TO BE DONE =
Would you quote the material below in full and unchanged?

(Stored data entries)
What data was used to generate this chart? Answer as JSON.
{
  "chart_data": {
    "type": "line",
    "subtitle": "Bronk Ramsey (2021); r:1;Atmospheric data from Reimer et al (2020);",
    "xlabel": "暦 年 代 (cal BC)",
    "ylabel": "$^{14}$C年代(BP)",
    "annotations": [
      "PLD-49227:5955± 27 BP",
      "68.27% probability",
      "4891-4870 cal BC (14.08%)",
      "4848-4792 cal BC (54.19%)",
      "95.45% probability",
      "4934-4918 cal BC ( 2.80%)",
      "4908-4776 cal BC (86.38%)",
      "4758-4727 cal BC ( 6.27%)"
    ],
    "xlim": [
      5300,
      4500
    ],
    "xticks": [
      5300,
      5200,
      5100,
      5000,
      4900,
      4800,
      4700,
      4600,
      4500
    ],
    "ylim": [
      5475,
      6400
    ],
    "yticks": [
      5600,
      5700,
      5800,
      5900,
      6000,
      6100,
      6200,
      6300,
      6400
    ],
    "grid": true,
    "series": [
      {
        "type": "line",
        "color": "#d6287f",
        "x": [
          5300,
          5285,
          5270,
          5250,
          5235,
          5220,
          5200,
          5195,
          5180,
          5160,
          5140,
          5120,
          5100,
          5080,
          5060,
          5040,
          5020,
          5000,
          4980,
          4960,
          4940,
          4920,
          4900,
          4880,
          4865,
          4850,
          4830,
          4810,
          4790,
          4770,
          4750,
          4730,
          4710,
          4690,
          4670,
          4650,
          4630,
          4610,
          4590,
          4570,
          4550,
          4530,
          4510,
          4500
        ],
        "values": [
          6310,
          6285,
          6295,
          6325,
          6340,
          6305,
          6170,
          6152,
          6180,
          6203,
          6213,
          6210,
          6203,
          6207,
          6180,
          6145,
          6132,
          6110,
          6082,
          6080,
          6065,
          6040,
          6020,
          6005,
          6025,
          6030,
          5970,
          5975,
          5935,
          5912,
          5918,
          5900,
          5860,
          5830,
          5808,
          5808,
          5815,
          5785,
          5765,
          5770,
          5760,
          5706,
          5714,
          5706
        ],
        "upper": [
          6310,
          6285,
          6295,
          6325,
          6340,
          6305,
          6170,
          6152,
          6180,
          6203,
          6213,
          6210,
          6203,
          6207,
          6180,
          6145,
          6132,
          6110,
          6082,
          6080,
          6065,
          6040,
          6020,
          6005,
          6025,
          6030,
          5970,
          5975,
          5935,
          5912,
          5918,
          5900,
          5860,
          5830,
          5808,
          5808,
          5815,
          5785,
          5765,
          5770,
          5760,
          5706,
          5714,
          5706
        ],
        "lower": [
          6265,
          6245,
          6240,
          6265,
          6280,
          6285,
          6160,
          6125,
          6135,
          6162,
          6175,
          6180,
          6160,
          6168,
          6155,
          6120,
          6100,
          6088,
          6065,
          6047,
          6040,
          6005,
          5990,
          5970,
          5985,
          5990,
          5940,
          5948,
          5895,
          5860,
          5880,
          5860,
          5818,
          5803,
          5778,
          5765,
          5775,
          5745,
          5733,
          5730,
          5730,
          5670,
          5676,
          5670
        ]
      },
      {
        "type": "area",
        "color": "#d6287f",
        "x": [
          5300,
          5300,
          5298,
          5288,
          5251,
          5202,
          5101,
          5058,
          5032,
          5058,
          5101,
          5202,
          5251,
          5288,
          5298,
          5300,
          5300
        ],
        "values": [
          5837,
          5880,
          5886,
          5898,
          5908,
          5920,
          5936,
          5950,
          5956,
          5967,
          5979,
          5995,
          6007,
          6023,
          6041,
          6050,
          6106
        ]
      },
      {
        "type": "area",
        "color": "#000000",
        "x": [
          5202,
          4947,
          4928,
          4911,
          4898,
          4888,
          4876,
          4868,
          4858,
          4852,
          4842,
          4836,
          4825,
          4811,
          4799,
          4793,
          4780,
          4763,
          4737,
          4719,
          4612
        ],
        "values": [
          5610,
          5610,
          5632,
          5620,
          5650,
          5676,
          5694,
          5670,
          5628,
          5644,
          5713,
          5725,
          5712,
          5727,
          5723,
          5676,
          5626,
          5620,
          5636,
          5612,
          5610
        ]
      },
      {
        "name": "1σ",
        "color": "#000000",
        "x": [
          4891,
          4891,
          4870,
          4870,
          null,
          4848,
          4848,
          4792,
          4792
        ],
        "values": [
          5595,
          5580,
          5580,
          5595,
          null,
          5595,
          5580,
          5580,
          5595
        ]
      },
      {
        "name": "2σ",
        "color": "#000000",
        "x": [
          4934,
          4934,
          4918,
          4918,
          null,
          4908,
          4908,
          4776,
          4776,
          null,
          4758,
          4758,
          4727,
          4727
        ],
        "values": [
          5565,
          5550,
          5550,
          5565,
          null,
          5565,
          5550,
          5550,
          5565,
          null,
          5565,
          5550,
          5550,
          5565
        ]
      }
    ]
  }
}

EXERCISE OUTPUT =
What data was used to generate this chart? Answer as JSON.
{
  "chart_data": {
    "type": "line",
    "subtitle": "Bronk Ramsey (2021); r:1;Atmospheric data from Reimer et al (2020);",
    "xlabel": "暦 年 代 (cal BC)",
    "ylabel": "$^{14}$C年代(BP)",
    "annotations": [
      "PLD-49227:5955± 27 BP",
      "68.27% probability",
      "4891-4870 cal BC (14.08%)",
      "4848-4792 cal BC (54.19%)",
      "95.45% probability",
      "4934-4918 cal BC ( 2.80%)",
      "4908-4776 cal BC (86.38%)",
      "4758-4727 cal BC ( 6.27%)"
    ],
    "xlim": [
      5300,
      4500
    ],
    "xticks": [
      5300,
      5200,
      5100,
      5000,
      4900,
      4800,
      4700,
      4600,
      4500
    ],
    "ylim": [
      5475,
      6400
    ],
    "yticks": [
      5600,
      5700,
      5800,
      5900,
      6000,
      6100,
      6200,
      6300,
      6400
    ],
    "grid": true,
    "series": [
      {
        "type": "line",
        "color": "#d6287f",
        "x": [
          5300,
          5285,
          5270,
          5250,
          5235,
          5220,
          5200,
          5195,
          5180,
          5160,
          5140,
          5120,
          5100,
          5080,
          5060,
          5040,
          5020,
          5000,
          4980,
          4960,
          4940,
          4920,
          4900,
          4880,
          4865,
          4850,
          4830,
          4810,
          4790,
          4770,
          4750,
          4730,
          4710,
          4690,
          4670,
          4650,
          4630,
          4610,
          4590,
          4570,
          4550,
          4530,
          4510,
          4500
        ],
        "values": [
          6310,
          6285,
          6295,
          6325,
          6340,
          6305,
          6170,
          6152,
          6180,
          6203,
          6213,
          6210,
          6203,
          6207,
          6180,
          6145,
          6132,
          6110,
          6082,
          6080,
          6065,
          6040,
          6020,
          6005,
          6025,
          6030,
          5970,
          5975,
          5935,
          5912,
          5918,
          5900,
          5860,
          5830,
          5808,
          5808,
          5815,
          5785,
          5765,
          5770,
          5760,
          5706,
          5714,
          5706
        ],
        "upper": [
          6310,
          6285,
          6295,
          6325,
          6340,
          6305,
          6170,
          6152,
          6180,
          6203,
          6213,
          6210,
          6203,
          6207,
          6180,
          6145,
          6132,
          6110,
          6082,
          6080,
          6065,
          6040,
          6020,
          6005,
          6025,
          6030,
          5970,
          5975,
          5935,
          5912,
          5918,
          5900,
          5860,
          5830,
          5808,
          5808,
          5815,
          5785,
          5765,
          5770,
          5760,
          5706,
          5714,
          5706
        ],
        "lower": [
          6265,
          6245,
          6240,
          6265,
          6280,
          6285,
          6160,
          6125,
          6135,
          6162,
          6175,
          6180,
          6160,
          6168,
          6155,
          6120,
          6100,
          6088,
          6065,
          6047,
          6040,
          6005,
          5990,
          5970,
          5985,
          5990,
          5940,
          5948,
          5895,
          5860,
          5880,
          5860,
          5818,
          5803,
          5778,
          5765,
          5775,
          5745,
          5733,
          5730,
          5730,
          5670,
          5676,
          5670
        ]
      },
      {
        "type": "area",
        "color": "#d6287f",
        "x": [
          5300,
          5300,
          5298,
          5288,
          5251,
          5202,
          5101,
          5058,
          5032,
          5058,
          5101,
          5202,
          5251,
          5288,
          5298,
          5300,
          5300
        ],
        "values": [
          5837,
          5880,
          5886,
          5898,
          5908,
          5920,
          5936,
          5950,
          5956,
          5967,
          5979,
          5995,
          6007,
          6023,
          6041,
          6050,
          6106
        ]
      },
      {
        "type": "area",
        "color": "#000000",
        "x": [
          5202,
          4947,
          4928,
          4911,
          4898,
          4888,
          4876,
          4868,
          4858,
          4852,
          4842,
          4836,
          4825,
          4811,
          4799,
          4793,
          4780,
          4763,
          4737,
          4719,
          4612
        ],
        "values": [
          5610,
          5610,
          5632,
          5620,
          5650,
          5676,
          5694,
          5670,
          5628,
          5644,
          5713,
          5725,
          5712,
          5727,
          5723,
          5676,
          5626,
          5620,
          5636,
          5612,
          5610
        ]
      },
      {
        "name": "1σ",
        "color": "#000000",
        "x": [
          4891,
          4891,
          4870,
          4870,
          null,
          4848,
          4848,
          4792,
          4792
        ],
        "values": [
          5595,
          5580,
          5580,
          5595,
          null,
          5595,
          5580,
          5580,
          5595
        ]
      },
      {
        "name": "2σ",
        "color": "#000000",
        "x": [
          4934,
          4934,
          4918,
          4918,
          null,
          4908,
          4908,
          4776,
          4776,
          null,
          4758,
          4758,
          4727,
          4727
        ],
        "values": [
          5565,
          5550,
          5550,
          5565,
          null,
          5565,
          5550,
          5550,
          5565,
          null,
          5565,
          5550,
          5550,
          5565
        ]
      }
    ]
  }
}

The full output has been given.